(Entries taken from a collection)
▶

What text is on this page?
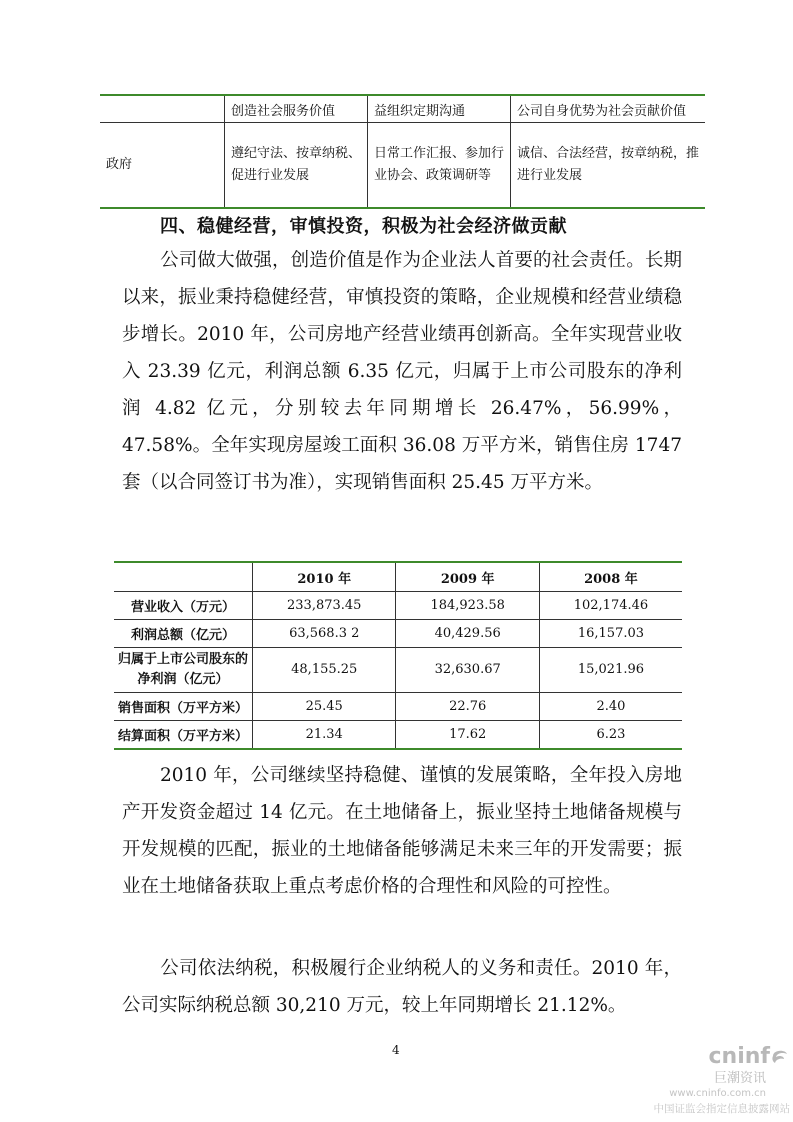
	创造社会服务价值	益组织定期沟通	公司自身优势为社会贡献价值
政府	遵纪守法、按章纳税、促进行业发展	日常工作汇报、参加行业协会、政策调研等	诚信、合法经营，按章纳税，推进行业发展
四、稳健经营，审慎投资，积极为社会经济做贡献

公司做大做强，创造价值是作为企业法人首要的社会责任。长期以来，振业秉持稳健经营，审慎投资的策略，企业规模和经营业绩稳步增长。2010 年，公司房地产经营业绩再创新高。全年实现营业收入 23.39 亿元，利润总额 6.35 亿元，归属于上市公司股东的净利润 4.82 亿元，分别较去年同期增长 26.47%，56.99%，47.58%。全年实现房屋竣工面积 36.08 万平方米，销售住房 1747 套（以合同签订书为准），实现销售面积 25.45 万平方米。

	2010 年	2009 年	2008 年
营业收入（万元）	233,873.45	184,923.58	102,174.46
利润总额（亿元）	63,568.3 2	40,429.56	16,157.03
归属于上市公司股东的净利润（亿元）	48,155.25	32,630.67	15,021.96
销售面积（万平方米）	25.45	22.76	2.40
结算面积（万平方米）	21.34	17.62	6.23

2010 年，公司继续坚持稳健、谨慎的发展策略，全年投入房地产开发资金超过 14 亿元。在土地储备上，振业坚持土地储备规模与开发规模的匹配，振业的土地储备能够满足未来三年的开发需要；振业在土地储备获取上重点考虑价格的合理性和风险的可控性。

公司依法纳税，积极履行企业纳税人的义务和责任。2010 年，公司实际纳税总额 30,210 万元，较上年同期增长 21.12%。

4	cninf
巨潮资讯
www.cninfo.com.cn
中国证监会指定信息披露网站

◀
▶

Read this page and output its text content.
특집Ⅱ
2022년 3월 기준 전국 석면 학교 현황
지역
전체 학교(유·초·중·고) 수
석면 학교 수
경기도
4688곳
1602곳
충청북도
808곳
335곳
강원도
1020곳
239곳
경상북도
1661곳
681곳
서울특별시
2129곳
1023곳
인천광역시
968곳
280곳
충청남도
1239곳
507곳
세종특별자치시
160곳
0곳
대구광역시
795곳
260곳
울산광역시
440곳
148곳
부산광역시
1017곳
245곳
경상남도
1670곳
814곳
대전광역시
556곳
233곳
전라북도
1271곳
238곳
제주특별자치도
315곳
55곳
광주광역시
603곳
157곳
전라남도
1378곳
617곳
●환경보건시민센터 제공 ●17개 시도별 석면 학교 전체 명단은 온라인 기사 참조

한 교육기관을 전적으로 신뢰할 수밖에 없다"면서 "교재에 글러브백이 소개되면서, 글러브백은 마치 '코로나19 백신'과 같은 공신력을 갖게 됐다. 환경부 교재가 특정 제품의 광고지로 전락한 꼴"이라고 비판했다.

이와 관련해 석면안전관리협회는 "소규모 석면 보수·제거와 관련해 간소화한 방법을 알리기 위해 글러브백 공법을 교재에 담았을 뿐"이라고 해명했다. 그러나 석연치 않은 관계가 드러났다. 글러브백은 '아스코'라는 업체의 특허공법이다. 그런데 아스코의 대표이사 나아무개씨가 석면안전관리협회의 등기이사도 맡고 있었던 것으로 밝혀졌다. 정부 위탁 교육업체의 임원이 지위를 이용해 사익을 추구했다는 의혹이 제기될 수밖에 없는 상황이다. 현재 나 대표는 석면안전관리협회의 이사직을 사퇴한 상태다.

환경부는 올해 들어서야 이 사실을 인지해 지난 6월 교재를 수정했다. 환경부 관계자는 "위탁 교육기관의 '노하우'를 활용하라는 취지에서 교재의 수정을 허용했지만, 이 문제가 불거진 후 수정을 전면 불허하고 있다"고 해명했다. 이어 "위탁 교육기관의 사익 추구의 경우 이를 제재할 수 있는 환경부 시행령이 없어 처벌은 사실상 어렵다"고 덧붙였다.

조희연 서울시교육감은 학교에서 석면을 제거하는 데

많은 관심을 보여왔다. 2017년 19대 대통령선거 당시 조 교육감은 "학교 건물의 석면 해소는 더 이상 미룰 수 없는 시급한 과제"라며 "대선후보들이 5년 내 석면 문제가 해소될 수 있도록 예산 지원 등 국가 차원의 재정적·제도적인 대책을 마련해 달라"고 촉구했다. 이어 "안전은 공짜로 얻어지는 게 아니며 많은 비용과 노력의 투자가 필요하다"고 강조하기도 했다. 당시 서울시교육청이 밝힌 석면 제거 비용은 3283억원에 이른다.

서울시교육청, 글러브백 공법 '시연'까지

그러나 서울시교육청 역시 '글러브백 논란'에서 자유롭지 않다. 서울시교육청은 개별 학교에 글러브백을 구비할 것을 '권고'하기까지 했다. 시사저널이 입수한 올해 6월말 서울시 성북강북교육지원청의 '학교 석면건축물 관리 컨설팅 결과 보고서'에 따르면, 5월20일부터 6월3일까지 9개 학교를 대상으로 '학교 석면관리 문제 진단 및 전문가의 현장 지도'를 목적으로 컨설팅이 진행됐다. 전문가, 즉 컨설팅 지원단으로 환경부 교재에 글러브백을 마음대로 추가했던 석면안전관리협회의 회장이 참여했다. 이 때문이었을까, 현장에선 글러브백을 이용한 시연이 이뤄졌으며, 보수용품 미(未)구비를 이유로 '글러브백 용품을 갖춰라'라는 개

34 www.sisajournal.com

◀

Stated exercise
Write out every line of the data that holds the word "归属于上市公司股东的净利润".

Output
公司做大做强，创造价值是作为企业法人首要的社会责任。长期以来，振业秉持稳健经营，审慎投资的策略，企业规模和经营业绩稳步增长。2010 年，公司房地产经营业绩再创新高。全年实现营业收入 23.39 亿元，利润总额 6.35 亿元，归属于上市公司股东的净利润 4.82 亿元，分别较去年同期增长 26.47%，56.99%，47.58%。全年实现房屋竣工面积 36.08 万平方米，销售住房 1747 套（以合同签订书为准），实现销售面积 25.45 万平方米。
归属于上市公司股东的净利润（亿元）	48,155.25	32,630.67	15,021.96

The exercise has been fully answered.